OBJECTIVE – Report back each line of the records that contains the string "clasificación".

## START THE RECORDS

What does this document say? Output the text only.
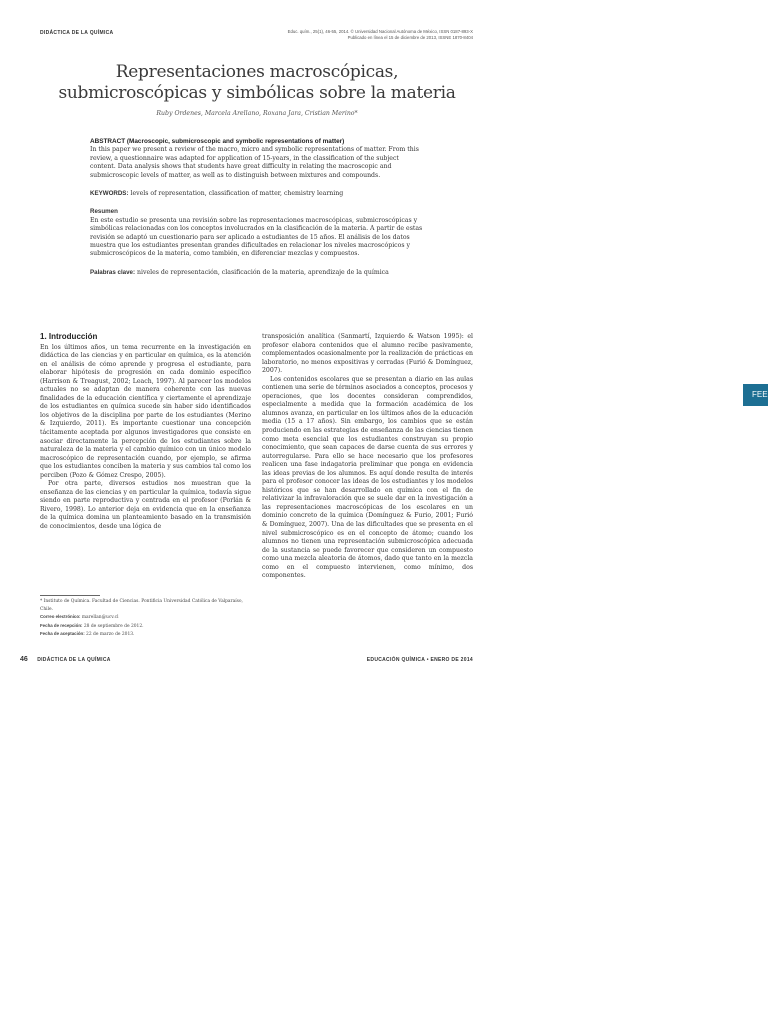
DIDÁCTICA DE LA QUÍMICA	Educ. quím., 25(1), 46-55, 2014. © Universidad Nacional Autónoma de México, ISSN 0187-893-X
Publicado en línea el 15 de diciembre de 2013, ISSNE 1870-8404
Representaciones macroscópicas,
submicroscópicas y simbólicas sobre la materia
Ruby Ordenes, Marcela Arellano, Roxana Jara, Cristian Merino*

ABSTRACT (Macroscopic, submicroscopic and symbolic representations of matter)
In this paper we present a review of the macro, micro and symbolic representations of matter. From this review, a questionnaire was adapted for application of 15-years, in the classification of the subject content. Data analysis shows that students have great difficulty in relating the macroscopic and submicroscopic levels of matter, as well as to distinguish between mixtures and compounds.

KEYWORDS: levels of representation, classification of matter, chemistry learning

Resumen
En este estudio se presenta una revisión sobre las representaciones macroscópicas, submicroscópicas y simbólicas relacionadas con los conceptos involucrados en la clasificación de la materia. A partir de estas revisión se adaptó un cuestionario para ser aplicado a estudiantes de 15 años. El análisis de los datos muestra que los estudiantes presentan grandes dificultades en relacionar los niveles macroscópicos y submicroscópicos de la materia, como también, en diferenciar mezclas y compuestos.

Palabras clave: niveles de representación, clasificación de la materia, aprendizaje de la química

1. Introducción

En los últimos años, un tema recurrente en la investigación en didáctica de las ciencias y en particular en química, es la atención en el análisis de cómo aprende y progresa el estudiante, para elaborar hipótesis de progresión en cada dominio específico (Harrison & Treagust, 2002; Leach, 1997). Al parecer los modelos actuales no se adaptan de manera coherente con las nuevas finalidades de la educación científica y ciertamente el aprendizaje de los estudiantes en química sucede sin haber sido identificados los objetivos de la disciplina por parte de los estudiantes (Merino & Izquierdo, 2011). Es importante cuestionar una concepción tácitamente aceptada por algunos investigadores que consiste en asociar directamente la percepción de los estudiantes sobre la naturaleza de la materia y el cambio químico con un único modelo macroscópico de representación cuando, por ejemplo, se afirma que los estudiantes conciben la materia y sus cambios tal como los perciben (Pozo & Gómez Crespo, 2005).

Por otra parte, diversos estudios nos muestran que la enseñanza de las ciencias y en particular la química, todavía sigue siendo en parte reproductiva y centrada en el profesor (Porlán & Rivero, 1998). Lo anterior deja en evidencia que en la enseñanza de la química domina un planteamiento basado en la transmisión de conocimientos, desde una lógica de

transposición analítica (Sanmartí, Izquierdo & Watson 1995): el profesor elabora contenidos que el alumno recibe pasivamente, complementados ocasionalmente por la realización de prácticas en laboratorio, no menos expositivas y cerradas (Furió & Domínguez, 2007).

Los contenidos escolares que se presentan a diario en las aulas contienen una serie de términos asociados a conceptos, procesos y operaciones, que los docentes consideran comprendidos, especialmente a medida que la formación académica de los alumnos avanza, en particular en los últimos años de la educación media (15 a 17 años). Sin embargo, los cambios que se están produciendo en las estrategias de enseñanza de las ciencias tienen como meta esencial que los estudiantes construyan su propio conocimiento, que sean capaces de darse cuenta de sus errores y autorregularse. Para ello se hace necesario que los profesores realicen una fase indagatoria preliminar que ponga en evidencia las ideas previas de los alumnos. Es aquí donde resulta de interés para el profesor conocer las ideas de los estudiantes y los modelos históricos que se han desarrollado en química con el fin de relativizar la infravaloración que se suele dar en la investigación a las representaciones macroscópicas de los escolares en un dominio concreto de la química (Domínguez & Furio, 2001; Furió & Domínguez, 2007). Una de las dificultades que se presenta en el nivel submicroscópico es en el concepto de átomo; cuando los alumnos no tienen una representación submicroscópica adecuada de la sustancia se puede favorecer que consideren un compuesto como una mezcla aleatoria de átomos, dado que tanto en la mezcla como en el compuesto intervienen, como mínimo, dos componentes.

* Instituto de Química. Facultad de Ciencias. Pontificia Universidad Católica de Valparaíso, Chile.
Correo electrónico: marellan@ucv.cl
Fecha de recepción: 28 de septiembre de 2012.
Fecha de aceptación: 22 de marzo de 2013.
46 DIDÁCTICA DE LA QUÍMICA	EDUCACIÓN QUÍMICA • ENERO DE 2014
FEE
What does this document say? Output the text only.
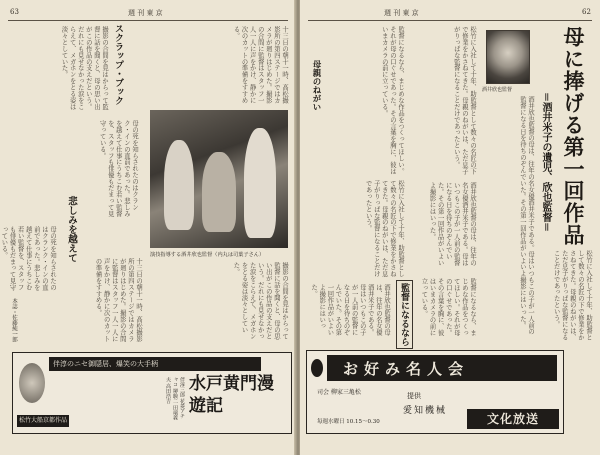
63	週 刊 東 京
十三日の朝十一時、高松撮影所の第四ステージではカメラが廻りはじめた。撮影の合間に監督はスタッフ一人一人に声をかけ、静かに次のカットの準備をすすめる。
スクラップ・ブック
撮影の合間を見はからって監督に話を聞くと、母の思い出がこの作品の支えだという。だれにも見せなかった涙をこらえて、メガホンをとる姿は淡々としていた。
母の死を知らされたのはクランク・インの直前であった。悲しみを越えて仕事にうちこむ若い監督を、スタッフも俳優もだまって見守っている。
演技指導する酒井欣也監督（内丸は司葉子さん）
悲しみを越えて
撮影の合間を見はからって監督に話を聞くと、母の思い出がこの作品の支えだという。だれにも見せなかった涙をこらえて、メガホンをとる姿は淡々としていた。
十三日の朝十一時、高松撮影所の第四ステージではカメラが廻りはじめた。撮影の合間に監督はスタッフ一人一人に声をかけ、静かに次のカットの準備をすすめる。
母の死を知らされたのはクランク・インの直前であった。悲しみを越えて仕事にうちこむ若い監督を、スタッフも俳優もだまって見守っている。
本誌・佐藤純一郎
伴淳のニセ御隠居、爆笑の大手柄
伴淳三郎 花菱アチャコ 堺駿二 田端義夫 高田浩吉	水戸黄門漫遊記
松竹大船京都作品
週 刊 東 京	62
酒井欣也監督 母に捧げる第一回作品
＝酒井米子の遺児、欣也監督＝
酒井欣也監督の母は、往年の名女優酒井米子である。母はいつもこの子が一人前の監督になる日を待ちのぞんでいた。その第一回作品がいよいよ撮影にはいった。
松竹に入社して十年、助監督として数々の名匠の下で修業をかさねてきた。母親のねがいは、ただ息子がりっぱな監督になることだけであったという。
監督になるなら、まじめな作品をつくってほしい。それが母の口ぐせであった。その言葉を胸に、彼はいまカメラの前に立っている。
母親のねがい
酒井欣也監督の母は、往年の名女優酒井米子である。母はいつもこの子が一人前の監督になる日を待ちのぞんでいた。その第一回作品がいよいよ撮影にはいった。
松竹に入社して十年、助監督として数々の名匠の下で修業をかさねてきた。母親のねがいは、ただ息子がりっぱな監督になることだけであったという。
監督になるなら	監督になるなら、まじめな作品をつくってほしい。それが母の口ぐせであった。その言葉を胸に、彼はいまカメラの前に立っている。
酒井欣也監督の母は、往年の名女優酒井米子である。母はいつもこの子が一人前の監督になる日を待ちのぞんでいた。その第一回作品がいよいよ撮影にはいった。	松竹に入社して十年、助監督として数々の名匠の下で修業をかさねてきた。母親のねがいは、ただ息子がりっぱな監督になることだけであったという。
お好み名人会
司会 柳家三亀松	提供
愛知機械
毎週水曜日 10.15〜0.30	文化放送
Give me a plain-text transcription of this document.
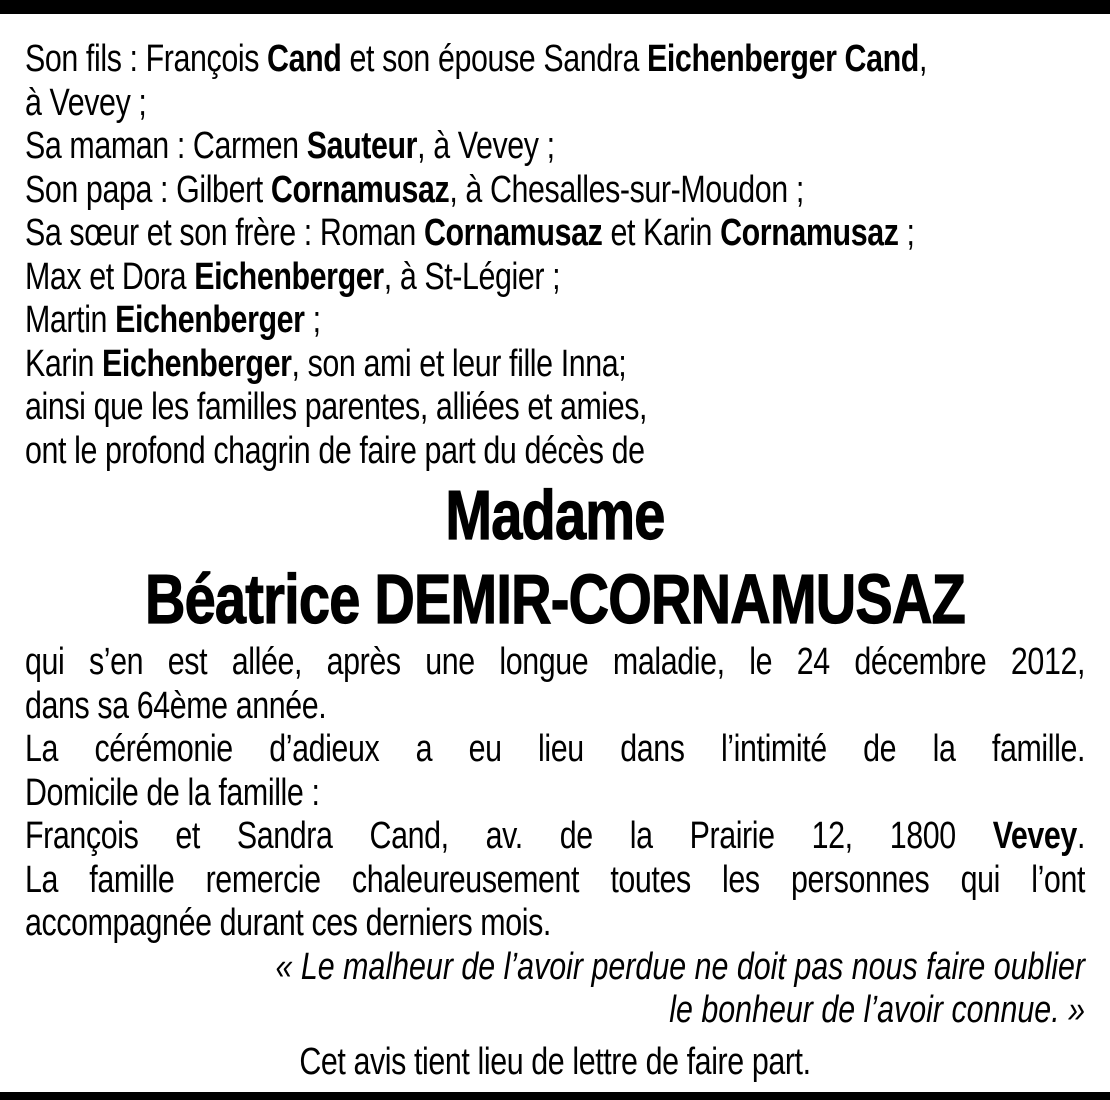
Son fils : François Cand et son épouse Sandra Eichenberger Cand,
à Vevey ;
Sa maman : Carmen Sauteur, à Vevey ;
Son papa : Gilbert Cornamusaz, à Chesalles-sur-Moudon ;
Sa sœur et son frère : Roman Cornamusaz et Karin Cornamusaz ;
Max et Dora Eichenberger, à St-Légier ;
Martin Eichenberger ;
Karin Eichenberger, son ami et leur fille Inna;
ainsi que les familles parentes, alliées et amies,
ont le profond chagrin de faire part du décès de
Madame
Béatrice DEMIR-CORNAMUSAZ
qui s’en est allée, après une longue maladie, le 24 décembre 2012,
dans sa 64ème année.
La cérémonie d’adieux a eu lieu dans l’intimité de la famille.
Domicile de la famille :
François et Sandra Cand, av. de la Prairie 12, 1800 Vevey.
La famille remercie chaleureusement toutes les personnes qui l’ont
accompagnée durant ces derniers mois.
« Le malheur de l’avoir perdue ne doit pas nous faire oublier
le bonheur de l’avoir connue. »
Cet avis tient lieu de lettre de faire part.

## END THE RECORDS

RESULT OF THIS TASK –
En este estudio se presenta una revisión sobre las representaciones macroscópicas, submicroscópicas y simbólicas relacionadas con los conceptos involucrados en la clasificación de la materia. A partir de estas revisión se adaptó un cuestionario para ser aplicado a estudiantes de 15 años. El análisis de los datos muestra que los estudiantes presentan grandes dificultades en relacionar los niveles macroscópicos y submicroscópicos de la materia, como también, en diferenciar mezclas y compuestos.
Palabras clave: niveles de representación, clasificación de la materia, aprendizaje de la química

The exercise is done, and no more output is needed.